Task instructions
Each line of the material below should be reproduced exactly.

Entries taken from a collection
'''

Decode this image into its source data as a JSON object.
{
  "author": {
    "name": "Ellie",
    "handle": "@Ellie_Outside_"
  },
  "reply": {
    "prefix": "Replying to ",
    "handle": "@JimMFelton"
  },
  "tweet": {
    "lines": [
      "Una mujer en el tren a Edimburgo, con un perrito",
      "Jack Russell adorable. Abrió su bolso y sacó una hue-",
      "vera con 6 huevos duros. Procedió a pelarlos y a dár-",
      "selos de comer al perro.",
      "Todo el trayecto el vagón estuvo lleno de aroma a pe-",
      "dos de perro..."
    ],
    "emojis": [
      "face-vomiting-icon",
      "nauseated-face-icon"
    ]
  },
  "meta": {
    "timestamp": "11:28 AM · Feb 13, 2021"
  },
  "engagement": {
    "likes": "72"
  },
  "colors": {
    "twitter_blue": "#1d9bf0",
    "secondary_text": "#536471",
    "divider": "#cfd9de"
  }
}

'''

Written response
Decode this image into its source data as a JSON object.
{
  "author": {
    "name": "Ellie",
    "handle": "@Ellie_Outside_"
  },
  "reply": {
    "prefix": "Replying to ",
    "handle": "@JimMFelton"
  },
  "tweet": {
    "lines": [
      "Una mujer en el tren a Edimburgo, con un perrito",
      "Jack Russell adorable. Abrió su bolso y sacó una hue-",
      "vera con 6 huevos duros. Procedió a pelarlos y a dár-",
      "selos de comer al perro.",
      "Todo el trayecto el vagón estuvo lleno de aroma a pe-",
      "dos de perro..."
    ],
    "emojis": [
      "face-vomiting-icon",
      "nauseated-face-icon"
    ]
  },
  "meta": {
    "timestamp": "11:28 AM · Feb 13, 2021"
  },
  "engagement": {
    "likes": "72"
  },
  "colors": {
    "twitter_blue": "#1d9bf0",
    "secondary_text": "#536471",
    "divider": "#cfd9de"
  }
}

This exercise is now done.